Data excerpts
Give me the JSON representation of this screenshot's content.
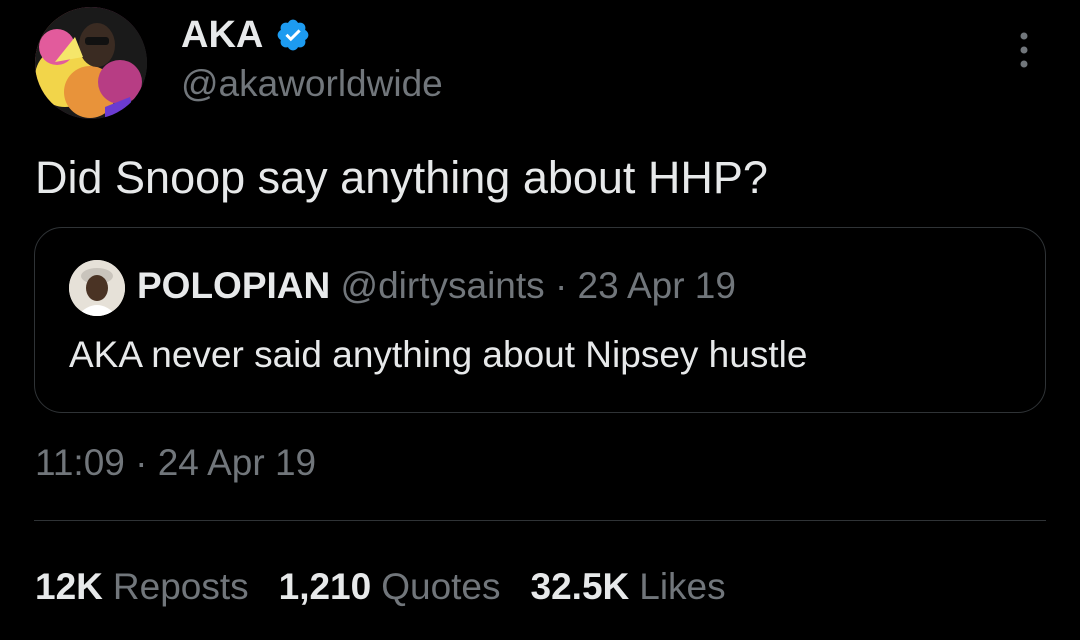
{
  "tweet": {
    "author": {
      "name": "AKA",
      "handle": "@akaworldwide",
      "verified": true,
      "verified_color": "#1d9bf0"
    },
    "text": "Did Snoop say anything about HHP?",
    "quote": {
      "name": "POLOPIAN",
      "handle": "@dirtysaints",
      "separator": "·",
      "date": "23 Apr 19",
      "text": "AKA never said anything about Nipsey hustle"
    },
    "timestamp": "11:09 · 24 Apr 19",
    "stats": {
      "reposts": {
        "count": "12K",
        "label": "Reposts"
      },
      "quotes": {
        "count": "1,210",
        "label": "Quotes"
      },
      "likes": {
        "count": "32.5K",
        "label": "Likes"
      }
    }
  },
  "colors": {
    "background": "#000000",
    "primary_text": "#e7e9ea",
    "secondary_text": "#71767b",
    "border": "#2f3336"
  },
  "icons": {
    "verified": "verified-badge-icon",
    "more": "more-options-icon"
  }
}
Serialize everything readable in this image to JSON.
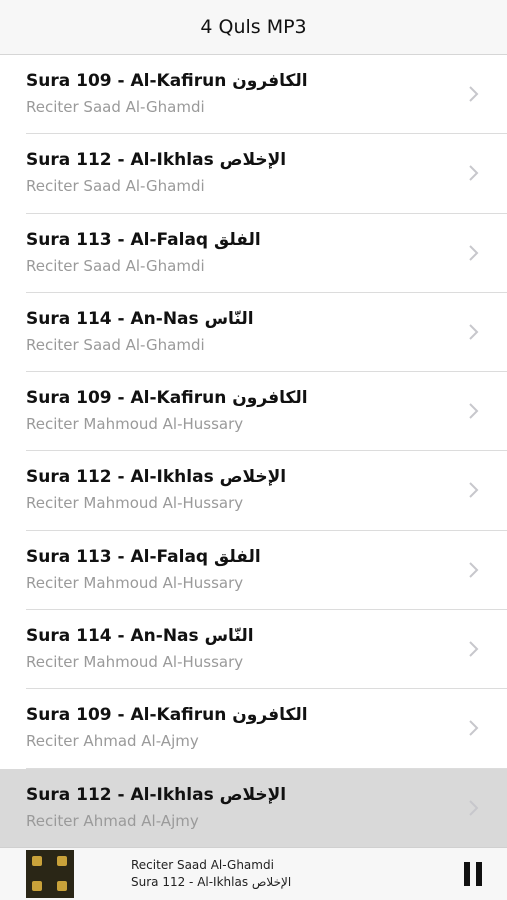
{
  "navbar": {
    "title": "4 Quls MP3"
  },
  "rows": [
    {
      "title": "Sura 109 - Al-Kafirun الكافرون",
      "subtitle": "Reciter Saad Al-Ghamdi"
    },
    {
      "title": "Sura 112 - Al-Ikhlas الإخلاص",
      "subtitle": "Reciter Saad Al-Ghamdi"
    },
    {
      "title": "Sura 113 - Al-Falaq الفلق",
      "subtitle": "Reciter Saad Al-Ghamdi"
    },
    {
      "title": "Sura 114 - An-Nas النّاس",
      "subtitle": "Reciter Saad Al-Ghamdi"
    },
    {
      "title": "Sura 109 - Al-Kafirun الكافرون",
      "subtitle": "Reciter Mahmoud Al-Hussary"
    },
    {
      "title": "Sura 112 - Al-Ikhlas الإخلاص",
      "subtitle": "Reciter Mahmoud Al-Hussary"
    },
    {
      "title": "Sura 113 - Al-Falaq الفلق",
      "subtitle": "Reciter Mahmoud Al-Hussary"
    },
    {
      "title": "Sura 114 - An-Nas النّاس",
      "subtitle": "Reciter Mahmoud Al-Hussary"
    },
    {
      "title": "Sura 109 - Al-Kafirun الكافرون",
      "subtitle": "Reciter Ahmad Al-Ajmy"
    },
    {
      "title": "Sura 112 - Al-Ikhlas الإخلاص",
      "subtitle": "Reciter Ahmad Al-Ajmy",
      "selected": true
    }
  ],
  "player": {
    "reciter": "Reciter Saad Al-Ghamdi",
    "track": "Sura 112 - Al-Ikhlas الإخلاص",
    "artwork_icon": "album-artwork",
    "control_icon": "pause-icon"
  },
  "colors": {
    "highlight": "#d9d9d9",
    "subtitle": "#9a9a9a",
    "chevron": "#c7c7cc"
  }
}
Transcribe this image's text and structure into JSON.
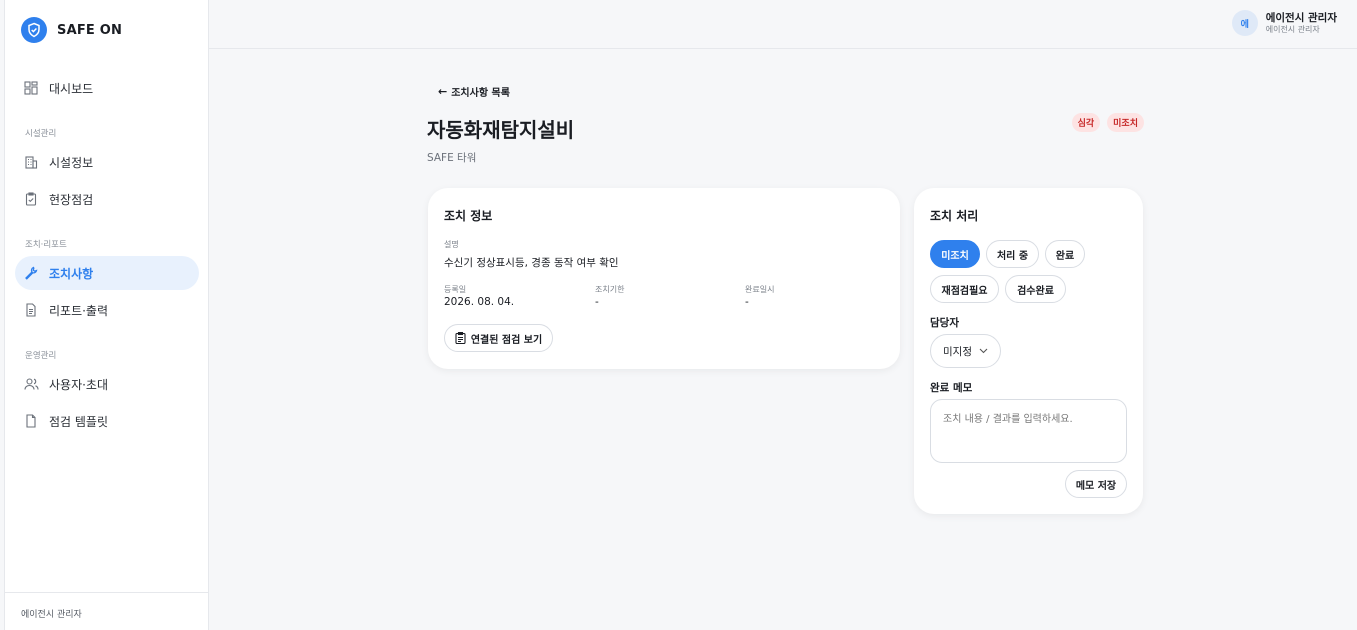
{
  "brand": {
    "name": "SAFE ON",
    "logo_icon": "shield-check-icon",
    "accent": "#2f80ed"
  },
  "sidebar": {
    "items": [
      {
        "label": "대시보드",
        "icon": "grid-icon"
      },
      {
        "label": "시설정보",
        "icon": "building-icon"
      },
      {
        "label": "현장점검",
        "icon": "clipboard-check-icon"
      },
      {
        "label": "조치사항",
        "icon": "wrench-icon",
        "active": true
      },
      {
        "label": "리포트·출력",
        "icon": "document-icon"
      },
      {
        "label": "사용자·초대",
        "icon": "users-icon"
      },
      {
        "label": "점검 템플릿",
        "icon": "file-template-icon"
      }
    ],
    "sections": [
      "시설관리",
      "조치·리포트",
      "운영관리"
    ],
    "footer": "에이전시 관리자"
  },
  "header": {
    "avatar_text": "에",
    "user_name": "에이전시 관리자",
    "user_role": "에이전시 관리자"
  },
  "page": {
    "back_label": "조치사항 목록",
    "title": "자동화재탐지설비",
    "subtitle": "SAFE 타워",
    "badges": [
      "심각",
      "미조치"
    ]
  },
  "info_card": {
    "title": "조치 정보",
    "description_label": "설명",
    "description": "수신기 정상표시등, 경종 동작 여부 확인",
    "registered_label": "등록일",
    "registered": "2026. 08. 04.",
    "deadline_label": "조치기한",
    "deadline": "-",
    "completed_label": "완료일시",
    "completed": "-",
    "linked_button": "연결된 점검 보기"
  },
  "action_card": {
    "title": "조치 처리",
    "statuses": [
      "미조치",
      "처리 중",
      "완료",
      "재점검필요",
      "검수완료"
    ],
    "active_status": "미조치",
    "assignee_label": "담당자",
    "assignee_value": "미지정",
    "memo_label": "완료 메모",
    "memo_placeholder": "조치 내용 / 결과를 입력하세요.",
    "save_button": "메모 저장"
  }
}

#### REQUIRED TASK:
Restate the full listing verbatim and drop every picture.

#### THE RESPONSE:
Give me the JSON representation of this screenshot's content.
{
  "tweet": {
    "author": {
      "name": "AKA",
      "handle": "@akaworldwide",
      "verified": true,
      "verified_color": "#1d9bf0"
    },
    "text": "Did Snoop say anything about HHP?",
    "quote": {
      "name": "POLOPIAN",
      "handle": "@dirtysaints",
      "separator": "·",
      "date": "23 Apr 19",
      "text": "AKA never said anything about Nipsey hustle"
    },
    "timestamp": "11:09 · 24 Apr 19",
    "stats": {
      "reposts": {
        "count": "12K",
        "label": "Reposts"
      },
      "quotes": {
        "count": "1,210",
        "label": "Quotes"
      },
      "likes": {
        "count": "32.5K",
        "label": "Likes"
      }
    }
  },
  "colors": {
    "background": "#000000",
    "primary_text": "#e7e9ea",
    "secondary_text": "#71767b",
    "border": "#2f3336"
  },
  "icons": {
    "verified": "verified-badge-icon",
    "more": "more-options-icon"
  }
}
Serialize everything readable in this image to JSON.
{
  "navbar": {
    "title": "4 Quls MP3"
  },
  "rows": [
    {
      "title": "Sura 109 - Al-Kafirun الكافرون",
      "subtitle": "Reciter Saad Al-Ghamdi"
    },
    {
      "title": "Sura 112 - Al-Ikhlas الإخلاص",
      "subtitle": "Reciter Saad Al-Ghamdi"
    },
    {
      "title": "Sura 113 - Al-Falaq الفلق",
      "subtitle": "Reciter Saad Al-Ghamdi"
    },
    {
      "title": "Sura 114 - An-Nas النّاس",
      "subtitle": "Reciter Saad Al-Ghamdi"
    },
    {
      "title": "Sura 109 - Al-Kafirun الكافرون",
      "subtitle": "Reciter Mahmoud Al-Hussary"
    },
    {
      "title": "Sura 112 - Al-Ikhlas الإخلاص",
      "subtitle": "Reciter Mahmoud Al-Hussary"
    },
    {
      "title": "Sura 113 - Al-Falaq الفلق",
      "subtitle": "Reciter Mahmoud Al-Hussary"
    },
    {
      "title": "Sura 114 - An-Nas النّاس",
      "subtitle": "Reciter Mahmoud Al-Hussary"
    },
    {
      "title": "Sura 109 - Al-Kafirun الكافرون",
      "subtitle": "Reciter Ahmad Al-Ajmy"
    },
    {
      "title": "Sura 112 - Al-Ikhlas الإخلاص",
      "subtitle": "Reciter Ahmad Al-Ajmy",
      "selected": true
    }
  ],
  "player": {
    "reciter": "Reciter Saad Al-Ghamdi",
    "track": "Sura 112 - Al-Ikhlas الإخلاص",
    "artwork_icon": "album-artwork",
    "control_icon": "pause-icon"
  },
  "colors": {
    "highlight": "#d9d9d9",
    "subtitle": "#9a9a9a",
    "chevron": "#c7c7cc"
  }
}
Transcribe this image's text and structure into JSON.
{
  "brand": {
    "name": "SAFE ON",
    "logo_icon": "shield-check-icon",
    "accent": "#2f80ed"
  },
  "sidebar": {
    "items": [
      {
        "label": "대시보드",
        "icon": "grid-icon"
      },
      {
        "label": "시설정보",
        "icon": "building-icon"
      },
      {
        "label": "현장점검",
        "icon": "clipboard-check-icon"
      },
      {
        "label": "조치사항",
        "icon": "wrench-icon",
        "active": true
      },
      {
        "label": "리포트·출력",
        "icon": "document-icon"
      },
      {
        "label": "사용자·초대",
        "icon": "users-icon"
      },
      {
        "label": "점검 템플릿",
        "icon": "file-template-icon"
      }
    ],
    "sections": [
      "시설관리",
      "조치·리포트",
      "운영관리"
    ],
    "footer": "에이전시 관리자"
  },
  "header": {
    "avatar_text": "에",
    "user_name": "에이전시 관리자",
    "user_role": "에이전시 관리자"
  },
  "page": {
    "back_label": "조치사항 목록",
    "title": "자동화재탐지설비",
    "subtitle": "SAFE 타워",
    "badges": [
      "심각",
      "미조치"
    ]
  },
  "info_card": {
    "title": "조치 정보",
    "description_label": "설명",
    "description": "수신기 정상표시등, 경종 동작 여부 확인",
    "registered_label": "등록일",
    "registered": "2026. 08. 04.",
    "deadline_label": "조치기한",
    "deadline": "-",
    "completed_label": "완료일시",
    "completed": "-",
    "linked_button": "연결된 점검 보기"
  },
  "action_card": {
    "title": "조치 처리",
    "statuses": [
      "미조치",
      "처리 중",
      "완료",
      "재점검필요",
      "검수완료"
    ],
    "active_status": "미조치",
    "assignee_label": "담당자",
    "assignee_value": "미지정",
    "memo_label": "완료 메모",
    "memo_placeholder": "조치 내용 / 결과를 입력하세요.",
    "save_button": "메모 저장"
  }
}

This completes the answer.